**Your instructions**
Drop the pictures, then extract the listing word for word.

**Records for this task**
########################################

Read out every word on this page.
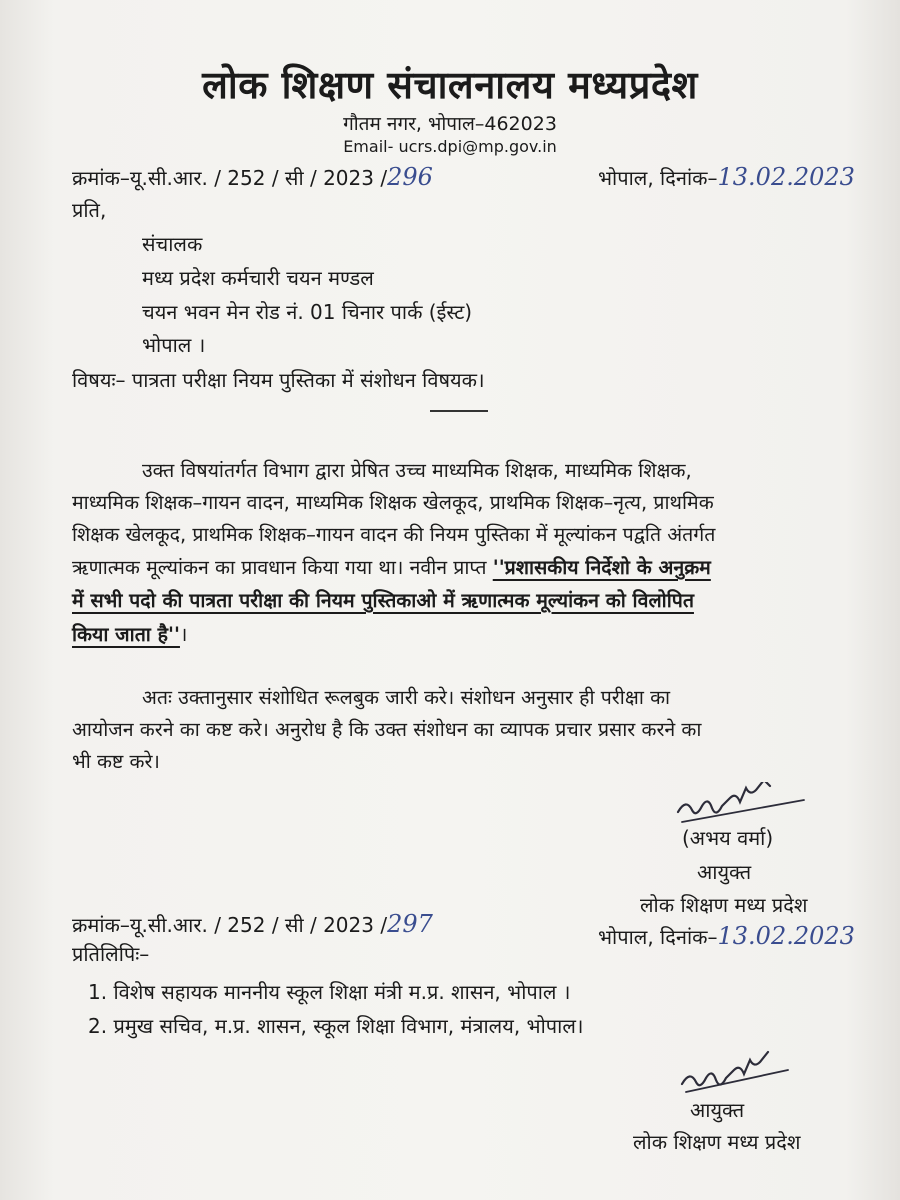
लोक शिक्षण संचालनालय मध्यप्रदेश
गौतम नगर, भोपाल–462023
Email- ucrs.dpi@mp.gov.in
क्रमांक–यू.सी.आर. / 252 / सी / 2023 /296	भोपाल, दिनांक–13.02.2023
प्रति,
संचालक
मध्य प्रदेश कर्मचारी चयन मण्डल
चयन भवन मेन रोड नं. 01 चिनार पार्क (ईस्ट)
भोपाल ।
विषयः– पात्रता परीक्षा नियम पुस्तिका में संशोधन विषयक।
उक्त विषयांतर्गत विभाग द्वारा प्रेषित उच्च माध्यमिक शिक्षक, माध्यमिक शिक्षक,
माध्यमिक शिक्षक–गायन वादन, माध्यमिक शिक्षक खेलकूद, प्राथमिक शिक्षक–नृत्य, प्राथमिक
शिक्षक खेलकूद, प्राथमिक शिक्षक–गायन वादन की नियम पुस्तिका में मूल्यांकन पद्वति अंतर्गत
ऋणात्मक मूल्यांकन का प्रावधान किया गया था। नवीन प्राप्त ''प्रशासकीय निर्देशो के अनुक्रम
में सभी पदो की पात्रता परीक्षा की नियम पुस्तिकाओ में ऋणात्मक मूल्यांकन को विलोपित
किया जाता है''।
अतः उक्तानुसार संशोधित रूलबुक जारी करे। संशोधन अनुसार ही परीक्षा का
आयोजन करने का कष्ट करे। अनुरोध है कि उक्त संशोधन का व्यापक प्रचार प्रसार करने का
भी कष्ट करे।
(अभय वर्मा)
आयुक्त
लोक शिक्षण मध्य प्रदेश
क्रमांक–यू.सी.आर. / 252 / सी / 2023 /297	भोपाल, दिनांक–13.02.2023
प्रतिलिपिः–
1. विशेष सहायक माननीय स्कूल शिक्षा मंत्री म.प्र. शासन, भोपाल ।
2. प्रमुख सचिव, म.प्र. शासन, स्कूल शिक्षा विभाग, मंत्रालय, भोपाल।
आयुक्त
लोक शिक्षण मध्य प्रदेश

########################################

**Answer to this task**
Read out every word on this page.
लोक शिक्षण संचालनालय मध्यप्रदेश
गौतम नगर, भोपाल–462023
Email- ucrs.dpi@mp.gov.in
क्रमांक–यू.सी.आर. / 252 / सी / 2023 /296	भोपाल, दिनांक–13.02.2023
प्रति,
संचालक
मध्य प्रदेश कर्मचारी चयन मण्डल
चयन भवन मेन रोड नं. 01 चिनार पार्क (ईस्ट)
भोपाल ।
विषयः– पात्रता परीक्षा नियम पुस्तिका में संशोधन विषयक।
उक्त विषयांतर्गत विभाग द्वारा प्रेषित उच्च माध्यमिक शिक्षक, माध्यमिक शिक्षक,
माध्यमिक शिक्षक–गायन वादन, माध्यमिक शिक्षक खेलकूद, प्राथमिक शिक्षक–नृत्य, प्राथमिक
शिक्षक खेलकूद, प्राथमिक शिक्षक–गायन वादन की नियम पुस्तिका में मूल्यांकन पद्वति अंतर्गत
ऋणात्मक मूल्यांकन का प्रावधान किया गया था। नवीन प्राप्त ''प्रशासकीय निर्देशो के अनुक्रम
में सभी पदो की पात्रता परीक्षा की नियम पुस्तिकाओ में ऋणात्मक मूल्यांकन को विलोपित
किया जाता है''।
अतः उक्तानुसार संशोधित रूलबुक जारी करे। संशोधन अनुसार ही परीक्षा का
आयोजन करने का कष्ट करे। अनुरोध है कि उक्त संशोधन का व्यापक प्रचार प्रसार करने का
भी कष्ट करे।
(अभय वर्मा)
आयुक्त
लोक शिक्षण मध्य प्रदेश
क्रमांक–यू.सी.आर. / 252 / सी / 2023 /297	भोपाल, दिनांक–13.02.2023
प्रतिलिपिः–
1. विशेष सहायक माननीय स्कूल शिक्षा मंत्री म.प्र. शासन, भोपाल ।
2. प्रमुख सचिव, म.प्र. शासन, स्कूल शिक्षा विभाग, मंत्रालय, भोपाल।
आयुक्त
लोक शिक्षण मध्य प्रदेश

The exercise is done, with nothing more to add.